In lieu of an abstract, here is a brief excerpt of the content:

Modernism/Modernity 8.2 (2001) 349-350



[Access article in PDF]

Book Review

Fashioning Vienna: Adolf Loos's Cultural Criticism


Fashioning Vienna: Adolf Loos's Cultural Criticism. Janet Stewart. New York: Routledge, 2000. $19.95 (paper).

While Adolf Loos is well known as one of the key representatives of early modernist architecture, holding his own next to such figures as Louis Sullivan, Frank Lloyd Wright, and Otto Wagner, a wider public does not yet know the scope of his work and writings. Janet Stewart's fascinating new study finally provides a corrective to this limited and specialized reception of Loos. Focusing consciously on his cultural criticism, her study situates him in the broader context of the evolving discourses of Viennese and transnational European modernism. Upon his sixtieth birthday in 1930, the author reminds us that such prominent figures as Karl Kraus, Arnold Schönberg, Heinrich Mann, Valery Larbaud, and James Joyce paid tribute by calling for the foundation of a future Loos School of Architecture. In the light of this study, his influence on the analysis of mass culture by Walter Benjamin, Siegfried Kracauer, and Theodor Adorno can also be seen as much more significant than their occasional references to him acknowledge. Part of this obscurity stems from the late and incomplete publication of many of his widely received public lectures. His famous lecture "Ornament and Crime," for example, was given as early as 1908 but was not published until 1929. In fact, struggle over the release of a significant part of his literary estate continues today. Stewart, who has searched the various archives in Vienna, Berlin, Marbach, Tübingen, and Prague, offers a fuller view of the range of Loos's cultural criticism that encompasses intriguing reflections on America, Anglophilia, leisure, traveling, primitivism, food, fashion, social difference, and the space of the city.

**Records shown:**
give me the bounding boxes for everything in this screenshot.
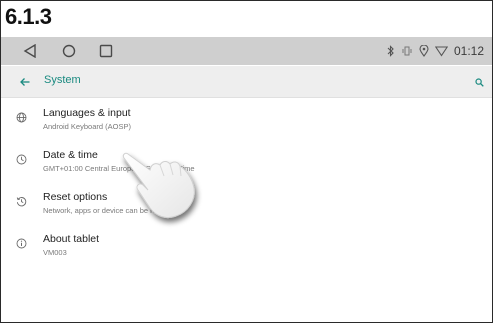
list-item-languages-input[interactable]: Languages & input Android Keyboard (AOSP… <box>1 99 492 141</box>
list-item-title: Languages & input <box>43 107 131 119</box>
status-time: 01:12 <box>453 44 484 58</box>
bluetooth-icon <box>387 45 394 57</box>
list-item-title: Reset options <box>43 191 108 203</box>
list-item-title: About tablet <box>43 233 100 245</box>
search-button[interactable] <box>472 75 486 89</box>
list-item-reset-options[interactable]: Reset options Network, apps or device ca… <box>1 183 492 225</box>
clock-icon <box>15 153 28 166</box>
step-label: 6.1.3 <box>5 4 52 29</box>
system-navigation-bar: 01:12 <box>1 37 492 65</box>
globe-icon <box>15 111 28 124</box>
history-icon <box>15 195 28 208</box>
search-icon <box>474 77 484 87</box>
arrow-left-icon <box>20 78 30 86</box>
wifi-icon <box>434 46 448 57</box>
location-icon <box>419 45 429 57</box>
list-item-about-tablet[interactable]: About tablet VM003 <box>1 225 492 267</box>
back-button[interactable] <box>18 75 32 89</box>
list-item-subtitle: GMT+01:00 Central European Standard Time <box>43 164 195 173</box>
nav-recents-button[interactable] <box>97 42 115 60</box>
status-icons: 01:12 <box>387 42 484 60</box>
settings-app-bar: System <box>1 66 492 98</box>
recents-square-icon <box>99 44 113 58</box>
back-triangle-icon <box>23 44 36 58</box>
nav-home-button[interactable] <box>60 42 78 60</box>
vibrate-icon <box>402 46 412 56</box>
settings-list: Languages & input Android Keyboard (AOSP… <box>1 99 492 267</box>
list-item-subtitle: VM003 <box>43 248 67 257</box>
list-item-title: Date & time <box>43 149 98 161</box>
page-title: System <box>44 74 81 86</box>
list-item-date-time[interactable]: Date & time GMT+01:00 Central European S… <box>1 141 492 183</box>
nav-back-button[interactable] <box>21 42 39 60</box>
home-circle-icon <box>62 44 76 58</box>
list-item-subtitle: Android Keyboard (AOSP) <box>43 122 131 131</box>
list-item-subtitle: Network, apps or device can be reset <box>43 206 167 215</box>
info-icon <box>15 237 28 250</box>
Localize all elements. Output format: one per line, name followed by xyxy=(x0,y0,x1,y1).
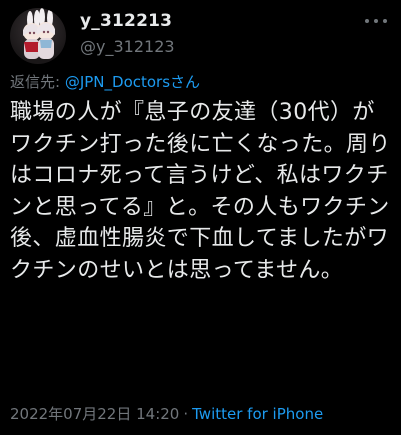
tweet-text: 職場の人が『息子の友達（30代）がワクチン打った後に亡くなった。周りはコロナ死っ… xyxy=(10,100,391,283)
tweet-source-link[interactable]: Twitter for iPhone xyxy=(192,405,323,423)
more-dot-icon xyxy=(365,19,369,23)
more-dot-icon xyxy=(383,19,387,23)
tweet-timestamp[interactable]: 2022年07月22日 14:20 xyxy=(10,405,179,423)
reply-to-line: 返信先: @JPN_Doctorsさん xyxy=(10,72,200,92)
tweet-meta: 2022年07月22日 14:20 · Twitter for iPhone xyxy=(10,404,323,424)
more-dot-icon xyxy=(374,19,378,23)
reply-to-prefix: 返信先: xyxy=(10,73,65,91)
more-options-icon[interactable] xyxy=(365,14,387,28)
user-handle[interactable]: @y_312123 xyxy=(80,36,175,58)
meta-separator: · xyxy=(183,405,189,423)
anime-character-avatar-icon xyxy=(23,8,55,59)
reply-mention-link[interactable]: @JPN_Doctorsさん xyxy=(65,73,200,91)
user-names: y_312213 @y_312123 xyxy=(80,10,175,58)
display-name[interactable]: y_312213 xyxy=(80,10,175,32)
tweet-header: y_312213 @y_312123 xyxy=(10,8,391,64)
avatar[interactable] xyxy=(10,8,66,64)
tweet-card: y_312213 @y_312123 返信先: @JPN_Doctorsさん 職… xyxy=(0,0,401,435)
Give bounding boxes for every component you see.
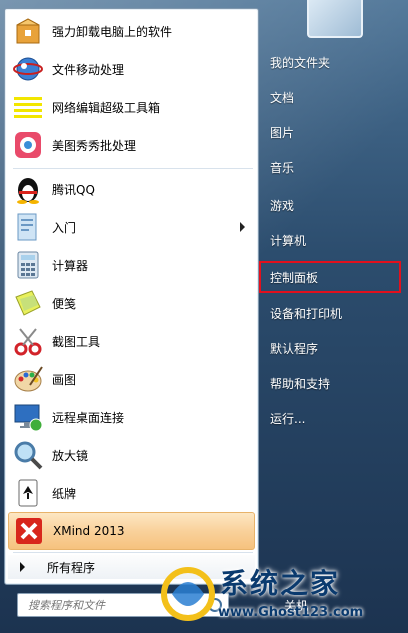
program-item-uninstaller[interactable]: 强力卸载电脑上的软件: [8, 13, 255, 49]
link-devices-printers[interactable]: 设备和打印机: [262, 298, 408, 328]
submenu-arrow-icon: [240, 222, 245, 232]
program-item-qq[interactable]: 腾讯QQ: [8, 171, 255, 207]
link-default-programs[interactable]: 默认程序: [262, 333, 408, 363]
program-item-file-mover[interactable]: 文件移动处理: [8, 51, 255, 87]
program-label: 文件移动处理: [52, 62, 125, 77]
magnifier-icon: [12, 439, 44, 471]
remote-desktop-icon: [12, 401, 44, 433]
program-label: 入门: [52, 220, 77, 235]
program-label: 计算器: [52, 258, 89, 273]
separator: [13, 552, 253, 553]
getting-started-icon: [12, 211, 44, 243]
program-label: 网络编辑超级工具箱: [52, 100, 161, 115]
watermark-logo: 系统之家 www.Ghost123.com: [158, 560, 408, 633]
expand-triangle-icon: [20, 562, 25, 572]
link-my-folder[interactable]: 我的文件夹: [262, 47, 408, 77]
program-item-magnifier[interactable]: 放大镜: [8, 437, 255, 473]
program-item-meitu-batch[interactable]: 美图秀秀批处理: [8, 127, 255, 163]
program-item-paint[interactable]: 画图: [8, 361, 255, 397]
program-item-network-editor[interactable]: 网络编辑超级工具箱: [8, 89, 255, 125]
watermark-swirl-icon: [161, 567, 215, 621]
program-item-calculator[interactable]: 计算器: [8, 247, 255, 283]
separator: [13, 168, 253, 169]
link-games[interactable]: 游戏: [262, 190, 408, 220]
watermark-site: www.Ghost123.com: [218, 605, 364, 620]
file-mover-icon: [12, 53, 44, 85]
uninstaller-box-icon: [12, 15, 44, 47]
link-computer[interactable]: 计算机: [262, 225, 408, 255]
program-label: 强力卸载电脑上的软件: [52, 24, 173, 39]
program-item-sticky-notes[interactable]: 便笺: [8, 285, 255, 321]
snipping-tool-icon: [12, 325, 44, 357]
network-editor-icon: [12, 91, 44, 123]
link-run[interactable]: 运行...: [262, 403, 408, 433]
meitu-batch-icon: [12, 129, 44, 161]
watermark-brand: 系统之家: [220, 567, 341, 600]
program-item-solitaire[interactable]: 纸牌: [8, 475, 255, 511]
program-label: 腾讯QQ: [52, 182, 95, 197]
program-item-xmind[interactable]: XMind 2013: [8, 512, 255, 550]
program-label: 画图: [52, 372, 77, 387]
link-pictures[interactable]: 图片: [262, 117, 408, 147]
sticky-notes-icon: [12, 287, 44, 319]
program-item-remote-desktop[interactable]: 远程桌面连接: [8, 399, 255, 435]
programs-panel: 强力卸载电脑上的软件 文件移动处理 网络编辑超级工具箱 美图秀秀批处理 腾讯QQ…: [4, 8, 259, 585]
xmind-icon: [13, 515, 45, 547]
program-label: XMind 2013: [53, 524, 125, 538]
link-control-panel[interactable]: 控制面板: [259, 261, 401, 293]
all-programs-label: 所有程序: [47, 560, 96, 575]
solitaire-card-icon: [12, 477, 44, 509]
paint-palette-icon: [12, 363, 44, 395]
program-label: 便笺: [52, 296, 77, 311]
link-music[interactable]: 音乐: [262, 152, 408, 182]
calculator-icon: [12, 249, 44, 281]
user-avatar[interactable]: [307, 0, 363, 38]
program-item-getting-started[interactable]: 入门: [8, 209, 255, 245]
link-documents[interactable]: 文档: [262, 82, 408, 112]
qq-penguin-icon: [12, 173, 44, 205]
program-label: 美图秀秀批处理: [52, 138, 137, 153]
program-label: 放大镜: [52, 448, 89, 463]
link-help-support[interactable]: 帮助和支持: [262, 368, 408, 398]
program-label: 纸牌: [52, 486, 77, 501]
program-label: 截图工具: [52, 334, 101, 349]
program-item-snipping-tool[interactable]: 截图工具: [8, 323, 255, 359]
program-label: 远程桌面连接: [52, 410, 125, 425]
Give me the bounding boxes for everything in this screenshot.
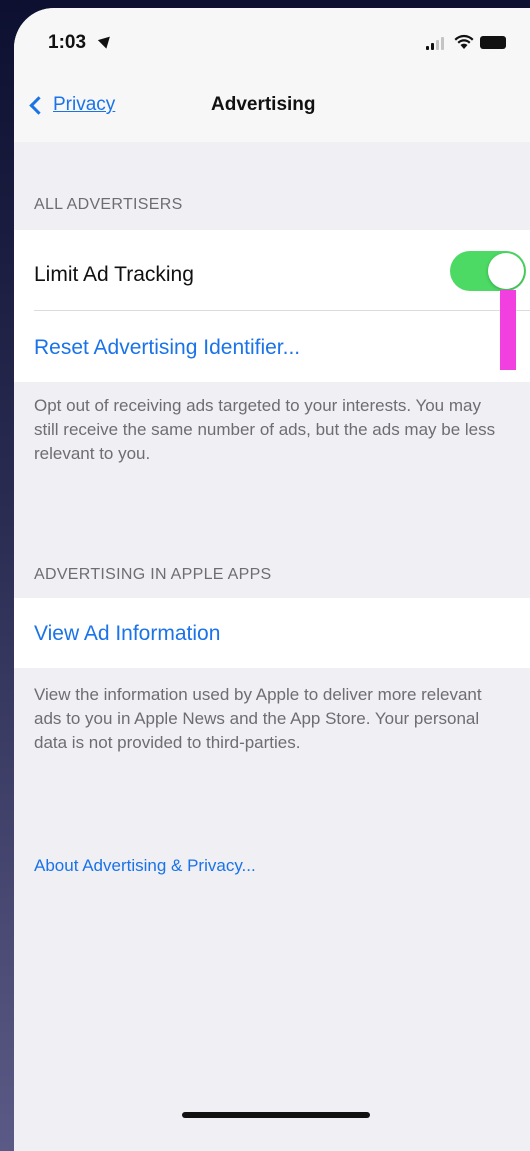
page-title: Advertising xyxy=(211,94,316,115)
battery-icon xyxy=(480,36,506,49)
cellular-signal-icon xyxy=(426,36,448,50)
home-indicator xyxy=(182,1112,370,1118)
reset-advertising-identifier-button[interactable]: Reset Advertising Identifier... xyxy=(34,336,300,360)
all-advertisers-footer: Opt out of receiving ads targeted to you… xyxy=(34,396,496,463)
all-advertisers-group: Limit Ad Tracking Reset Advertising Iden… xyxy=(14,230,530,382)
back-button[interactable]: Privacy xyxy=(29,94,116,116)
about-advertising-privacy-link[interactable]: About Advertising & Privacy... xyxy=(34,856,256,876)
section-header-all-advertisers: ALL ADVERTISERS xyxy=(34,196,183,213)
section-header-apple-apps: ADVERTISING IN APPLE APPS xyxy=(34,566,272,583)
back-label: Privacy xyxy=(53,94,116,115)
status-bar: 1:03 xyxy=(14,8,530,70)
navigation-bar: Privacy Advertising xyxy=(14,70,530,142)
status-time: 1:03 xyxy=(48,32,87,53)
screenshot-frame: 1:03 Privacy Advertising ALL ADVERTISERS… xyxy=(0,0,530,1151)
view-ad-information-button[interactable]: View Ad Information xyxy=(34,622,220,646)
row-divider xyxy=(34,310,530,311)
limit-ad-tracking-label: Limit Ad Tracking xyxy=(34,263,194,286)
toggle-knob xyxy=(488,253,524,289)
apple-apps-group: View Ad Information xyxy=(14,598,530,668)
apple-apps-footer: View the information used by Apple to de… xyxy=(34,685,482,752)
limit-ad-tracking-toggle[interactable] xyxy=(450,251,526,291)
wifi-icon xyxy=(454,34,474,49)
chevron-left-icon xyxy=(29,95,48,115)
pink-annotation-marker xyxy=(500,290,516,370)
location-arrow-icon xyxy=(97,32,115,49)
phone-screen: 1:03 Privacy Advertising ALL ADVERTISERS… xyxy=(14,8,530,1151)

==

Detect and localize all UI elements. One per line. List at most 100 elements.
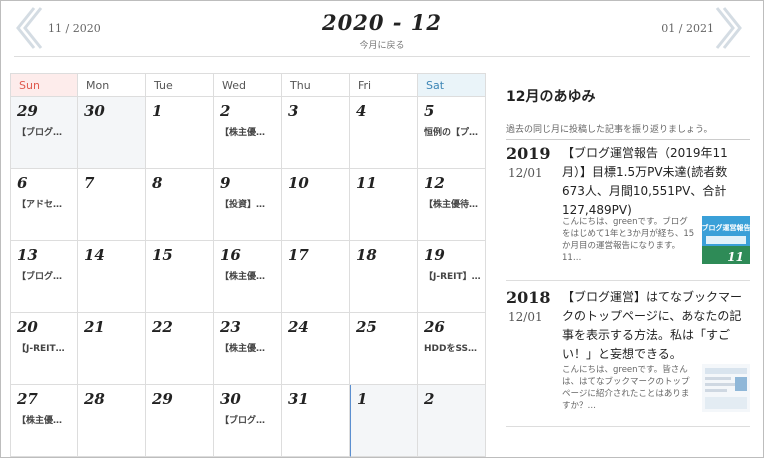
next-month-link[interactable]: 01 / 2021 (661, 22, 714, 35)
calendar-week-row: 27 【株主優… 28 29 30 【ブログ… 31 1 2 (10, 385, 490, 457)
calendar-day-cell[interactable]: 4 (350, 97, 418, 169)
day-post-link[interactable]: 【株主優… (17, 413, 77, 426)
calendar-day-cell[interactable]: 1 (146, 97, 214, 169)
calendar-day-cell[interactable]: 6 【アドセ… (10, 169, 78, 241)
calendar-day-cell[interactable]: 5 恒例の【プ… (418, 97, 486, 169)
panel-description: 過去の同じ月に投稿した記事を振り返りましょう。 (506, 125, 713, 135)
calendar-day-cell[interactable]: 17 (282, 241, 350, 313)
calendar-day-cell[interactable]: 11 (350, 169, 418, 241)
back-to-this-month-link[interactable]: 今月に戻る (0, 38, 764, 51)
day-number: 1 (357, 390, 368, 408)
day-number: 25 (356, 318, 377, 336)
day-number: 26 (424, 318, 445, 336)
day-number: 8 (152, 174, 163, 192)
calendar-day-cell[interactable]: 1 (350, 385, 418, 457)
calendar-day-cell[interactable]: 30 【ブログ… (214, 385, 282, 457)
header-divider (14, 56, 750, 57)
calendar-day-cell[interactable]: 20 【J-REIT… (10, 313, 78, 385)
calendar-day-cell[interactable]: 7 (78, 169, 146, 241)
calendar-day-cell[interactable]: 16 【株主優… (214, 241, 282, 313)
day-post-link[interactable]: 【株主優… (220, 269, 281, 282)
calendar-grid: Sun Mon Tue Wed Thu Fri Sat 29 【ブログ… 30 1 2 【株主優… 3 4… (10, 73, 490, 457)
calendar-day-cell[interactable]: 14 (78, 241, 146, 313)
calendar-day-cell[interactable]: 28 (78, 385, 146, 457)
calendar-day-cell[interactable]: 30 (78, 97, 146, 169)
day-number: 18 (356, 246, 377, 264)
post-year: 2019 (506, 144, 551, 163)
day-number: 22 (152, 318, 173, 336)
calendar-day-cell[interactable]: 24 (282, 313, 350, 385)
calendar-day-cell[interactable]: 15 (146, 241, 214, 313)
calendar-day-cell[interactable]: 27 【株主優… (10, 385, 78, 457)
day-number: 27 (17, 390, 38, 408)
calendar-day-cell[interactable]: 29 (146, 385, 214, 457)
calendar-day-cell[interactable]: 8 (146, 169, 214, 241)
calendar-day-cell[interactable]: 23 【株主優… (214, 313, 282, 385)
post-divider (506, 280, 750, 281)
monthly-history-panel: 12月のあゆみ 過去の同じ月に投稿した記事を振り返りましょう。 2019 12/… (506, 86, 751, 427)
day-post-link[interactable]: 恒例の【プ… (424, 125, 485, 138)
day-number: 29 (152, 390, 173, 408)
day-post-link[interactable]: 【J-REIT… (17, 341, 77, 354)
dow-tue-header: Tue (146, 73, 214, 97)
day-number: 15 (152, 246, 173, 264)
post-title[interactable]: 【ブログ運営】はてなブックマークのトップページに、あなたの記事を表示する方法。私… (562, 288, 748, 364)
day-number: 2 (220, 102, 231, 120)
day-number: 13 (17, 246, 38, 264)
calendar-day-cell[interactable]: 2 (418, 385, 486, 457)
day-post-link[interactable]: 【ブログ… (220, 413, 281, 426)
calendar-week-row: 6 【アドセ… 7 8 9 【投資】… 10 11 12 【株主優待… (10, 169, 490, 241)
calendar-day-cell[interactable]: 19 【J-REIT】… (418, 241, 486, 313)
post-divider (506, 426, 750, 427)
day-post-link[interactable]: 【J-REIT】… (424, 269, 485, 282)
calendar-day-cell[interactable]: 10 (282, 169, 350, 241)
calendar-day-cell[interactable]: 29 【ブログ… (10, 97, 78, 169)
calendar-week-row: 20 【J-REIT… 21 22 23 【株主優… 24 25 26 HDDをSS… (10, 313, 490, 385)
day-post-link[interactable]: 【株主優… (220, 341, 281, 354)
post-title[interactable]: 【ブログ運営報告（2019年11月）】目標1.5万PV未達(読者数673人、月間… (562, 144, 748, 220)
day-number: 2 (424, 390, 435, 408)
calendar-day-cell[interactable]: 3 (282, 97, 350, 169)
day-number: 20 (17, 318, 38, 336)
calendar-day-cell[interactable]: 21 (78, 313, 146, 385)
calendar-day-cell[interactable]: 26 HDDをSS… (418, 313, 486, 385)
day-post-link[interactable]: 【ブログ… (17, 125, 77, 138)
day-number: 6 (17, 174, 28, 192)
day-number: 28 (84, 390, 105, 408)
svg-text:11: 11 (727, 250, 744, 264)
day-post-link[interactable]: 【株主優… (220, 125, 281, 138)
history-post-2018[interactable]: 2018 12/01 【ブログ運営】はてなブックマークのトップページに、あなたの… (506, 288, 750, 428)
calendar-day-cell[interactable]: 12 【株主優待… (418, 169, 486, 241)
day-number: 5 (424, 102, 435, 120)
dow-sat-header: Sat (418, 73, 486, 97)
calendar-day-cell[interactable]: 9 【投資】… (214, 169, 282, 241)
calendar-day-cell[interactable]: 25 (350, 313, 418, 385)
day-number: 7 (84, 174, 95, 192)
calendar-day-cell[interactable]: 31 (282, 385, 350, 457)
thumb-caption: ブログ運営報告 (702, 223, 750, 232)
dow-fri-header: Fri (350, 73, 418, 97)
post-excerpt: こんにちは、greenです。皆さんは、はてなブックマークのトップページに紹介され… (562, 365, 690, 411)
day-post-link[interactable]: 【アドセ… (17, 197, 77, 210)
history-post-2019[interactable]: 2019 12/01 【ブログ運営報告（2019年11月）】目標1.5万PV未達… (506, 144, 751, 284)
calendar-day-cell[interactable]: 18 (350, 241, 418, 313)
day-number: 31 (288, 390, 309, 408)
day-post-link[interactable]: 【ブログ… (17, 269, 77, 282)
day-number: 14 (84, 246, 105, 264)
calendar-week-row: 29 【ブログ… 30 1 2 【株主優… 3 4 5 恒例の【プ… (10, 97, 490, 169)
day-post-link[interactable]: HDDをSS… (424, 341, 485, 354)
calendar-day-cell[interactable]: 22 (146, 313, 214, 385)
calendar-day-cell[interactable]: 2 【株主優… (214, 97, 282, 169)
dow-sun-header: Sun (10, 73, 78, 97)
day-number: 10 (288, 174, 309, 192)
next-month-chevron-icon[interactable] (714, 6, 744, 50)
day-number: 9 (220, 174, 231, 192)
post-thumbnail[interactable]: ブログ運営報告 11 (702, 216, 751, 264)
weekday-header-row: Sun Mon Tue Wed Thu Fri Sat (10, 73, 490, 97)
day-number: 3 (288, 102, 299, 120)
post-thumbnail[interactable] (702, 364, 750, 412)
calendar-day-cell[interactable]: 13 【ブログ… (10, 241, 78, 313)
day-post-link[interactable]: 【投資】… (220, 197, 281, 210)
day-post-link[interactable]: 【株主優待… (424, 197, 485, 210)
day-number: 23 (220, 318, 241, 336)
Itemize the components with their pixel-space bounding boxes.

**Short exercise 1:** From the book review, return everything from "In lieu of an" down to "2000. $19.95 (paper)." unchanged.
**Short exercise 2:** Retype the rows from the line containing "13, 255, 49]" down to the line containing "link-default-programs[interactable]: 默认程序: [262, 333, 408, 363]", both included, with nothing altered.

**Final answer 1:**
In lieu of an abstract, here is a brief excerpt of the content:

Modernism/Modernity 8.2 (2001) 349-350



[Access article in PDF]

Book Review

Fashioning Vienna: Adolf Loos's Cultural Criticism


Fashioning Vienna: Adolf Loos's Cultural Criticism. Janet Stewart. New York: Routledge, 2000. $19.95 (paper).

**Final answer 2:**
program-item-uninstaller[interactable]: 强力卸载电脑上的软件: [8, 13, 255, 49]
link-devices-printers[interactable]: 设备和打印机: [262, 298, 408, 328]
submenu-arrow-icon: [240, 222, 245, 232]
program-item-qq[interactable]: 腾讯QQ: [8, 171, 255, 207]
link-default-programs[interactable]: 默认程序: [262, 333, 408, 363]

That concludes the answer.